### STORED RECORDS

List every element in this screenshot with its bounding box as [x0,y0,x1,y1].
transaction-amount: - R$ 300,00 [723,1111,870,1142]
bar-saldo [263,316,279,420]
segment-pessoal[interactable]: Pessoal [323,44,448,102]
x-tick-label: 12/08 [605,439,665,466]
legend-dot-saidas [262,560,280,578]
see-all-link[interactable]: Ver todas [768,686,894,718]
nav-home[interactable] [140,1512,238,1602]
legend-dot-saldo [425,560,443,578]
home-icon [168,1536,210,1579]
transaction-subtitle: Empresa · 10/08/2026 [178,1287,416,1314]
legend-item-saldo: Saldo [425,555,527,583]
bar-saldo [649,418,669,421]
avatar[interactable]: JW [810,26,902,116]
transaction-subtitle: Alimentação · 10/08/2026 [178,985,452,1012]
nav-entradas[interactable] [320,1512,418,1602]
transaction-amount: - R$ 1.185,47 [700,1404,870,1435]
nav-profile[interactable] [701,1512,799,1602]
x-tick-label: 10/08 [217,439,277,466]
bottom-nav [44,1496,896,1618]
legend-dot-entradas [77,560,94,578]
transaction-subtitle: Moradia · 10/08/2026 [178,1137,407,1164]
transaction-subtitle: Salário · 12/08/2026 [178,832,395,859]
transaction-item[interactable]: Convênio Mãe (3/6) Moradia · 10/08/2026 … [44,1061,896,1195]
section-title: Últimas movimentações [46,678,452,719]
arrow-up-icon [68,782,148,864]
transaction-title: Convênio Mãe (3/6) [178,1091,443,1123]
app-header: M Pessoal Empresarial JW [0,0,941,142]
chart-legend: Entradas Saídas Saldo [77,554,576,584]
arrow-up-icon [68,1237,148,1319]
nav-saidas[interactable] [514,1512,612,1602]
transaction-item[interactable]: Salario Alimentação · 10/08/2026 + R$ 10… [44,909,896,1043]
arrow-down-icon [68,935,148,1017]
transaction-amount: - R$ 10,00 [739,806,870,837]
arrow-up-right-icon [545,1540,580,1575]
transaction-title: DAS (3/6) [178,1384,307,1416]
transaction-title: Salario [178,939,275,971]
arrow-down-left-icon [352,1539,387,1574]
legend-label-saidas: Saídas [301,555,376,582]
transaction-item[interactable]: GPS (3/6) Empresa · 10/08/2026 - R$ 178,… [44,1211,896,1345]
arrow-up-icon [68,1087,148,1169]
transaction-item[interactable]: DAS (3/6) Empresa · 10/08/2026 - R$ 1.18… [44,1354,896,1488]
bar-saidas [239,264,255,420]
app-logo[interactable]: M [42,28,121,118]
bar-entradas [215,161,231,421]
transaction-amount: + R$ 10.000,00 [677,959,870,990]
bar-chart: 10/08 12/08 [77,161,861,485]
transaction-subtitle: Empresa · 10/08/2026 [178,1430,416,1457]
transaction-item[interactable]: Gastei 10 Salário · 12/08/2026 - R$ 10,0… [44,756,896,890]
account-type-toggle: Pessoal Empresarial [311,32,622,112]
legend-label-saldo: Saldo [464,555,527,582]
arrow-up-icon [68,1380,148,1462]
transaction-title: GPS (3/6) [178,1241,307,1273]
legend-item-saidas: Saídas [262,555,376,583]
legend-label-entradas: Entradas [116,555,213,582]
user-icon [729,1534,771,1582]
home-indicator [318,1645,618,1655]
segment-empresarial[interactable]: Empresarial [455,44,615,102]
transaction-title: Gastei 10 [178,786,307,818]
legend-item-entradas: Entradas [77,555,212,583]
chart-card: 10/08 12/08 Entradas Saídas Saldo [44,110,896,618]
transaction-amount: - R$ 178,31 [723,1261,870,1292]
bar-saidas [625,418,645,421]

### TASK DESCRIPTION
Please give these entries again, switching each "transaction-title" to "item-title" and leaving everything else unchanged.

### CORRECT RESPONSE
List every element in this screenshot with its bounding box as [x0,y0,x1,y1].
transaction-amount: - R$ 300,00 [723,1111,870,1142]
bar-saldo [263,316,279,420]
segment-pessoal[interactable]: Pessoal [323,44,448,102]
x-tick-label: 12/08 [605,439,665,466]
legend-dot-saidas [262,560,280,578]
see-all-link[interactable]: Ver todas [768,686,894,718]
nav-home[interactable] [140,1512,238,1602]
legend-dot-saldo [425,560,443,578]
home-icon [168,1536,210,1579]
transaction-subtitle: Empresa · 10/08/2026 [178,1287,416,1314]
legend-item-saldo: Saldo [425,555,527,583]
bar-saldo [649,418,669,421]
avatar[interactable]: JW [810,26,902,116]
transaction-subtitle: Alimentação · 10/08/2026 [178,985,452,1012]
nav-entradas[interactable] [320,1512,418,1602]
transaction-amount: - R$ 1.185,47 [700,1404,870,1435]
nav-profile[interactable] [701,1512,799,1602]
x-tick-label: 10/08 [217,439,277,466]
bottom-nav [44,1496,896,1618]
legend-dot-entradas [77,560,94,578]
transaction-subtitle: Moradia · 10/08/2026 [178,1137,407,1164]
transaction-subtitle: Salário · 12/08/2026 [178,832,395,859]
transaction-item[interactable]: Convênio Mãe (3/6) Moradia · 10/08/2026 … [44,1061,896,1195]
section-title: Últimas movimentações [46,678,452,719]
arrow-up-icon [68,782,148,864]
item-title: Convênio Mãe (3/6) [178,1091,443,1123]
app-header: M Pessoal Empresarial JW [0,0,941,142]
chart-legend: Entradas Saídas Saldo [77,554,576,584]
arrow-up-icon [68,1237,148,1319]
nav-saidas[interactable] [514,1512,612,1602]
transaction-item[interactable]: Salario Alimentação · 10/08/2026 + R$ 10… [44,909,896,1043]
arrow-down-icon [68,935,148,1017]
transaction-amount: - R$ 10,00 [739,806,870,837]
arrow-up-right-icon [545,1540,580,1575]
item-title: DAS (3/6) [178,1384,307,1416]
item-title: Salario [178,939,275,971]
arrow-down-left-icon [352,1539,387,1574]
legend-label-saidas: Saídas [301,555,376,582]
transaction-item[interactable]: GPS (3/6) Empresa · 10/08/2026 - R$ 178,… [44,1211,896,1345]
arrow-up-icon [68,1087,148,1169]
transaction-item[interactable]: DAS (3/6) Empresa · 10/08/2026 - R$ 1.18… [44,1354,896,1488]
bar-saidas [239,264,255,420]
app-logo[interactable]: M [42,28,121,118]
bar-entradas [215,161,231,421]
transaction-amount: + R$ 10.000,00 [677,959,870,990]
bar-chart: 10/08 12/08 [77,161,861,485]
transaction-subtitle: Empresa · 10/08/2026 [178,1430,416,1457]
transaction-item[interactable]: Gastei 10 Salário · 12/08/2026 - R$ 10,0… [44,756,896,890]
account-type-toggle: Pessoal Empresarial [311,32,622,112]
legend-label-saldo: Saldo [464,555,527,582]
arrow-up-icon [68,1380,148,1462]
item-title: GPS (3/6) [178,1241,307,1273]
legend-item-saidas: Saídas [262,555,376,583]
legend-label-entradas: Entradas [116,555,213,582]
user-icon [729,1534,771,1582]
home-indicator [318,1645,618,1655]
segment-empresarial[interactable]: Empresarial [455,44,615,102]
item-title: Gastei 10 [178,786,307,818]
legend-item-entradas: Entradas [77,555,212,583]
chart-card: 10/08 12/08 Entradas Saídas Saldo [44,110,896,618]
transaction-amount: - R$ 178,31 [723,1261,870,1292]
bar-saidas [625,418,645,421]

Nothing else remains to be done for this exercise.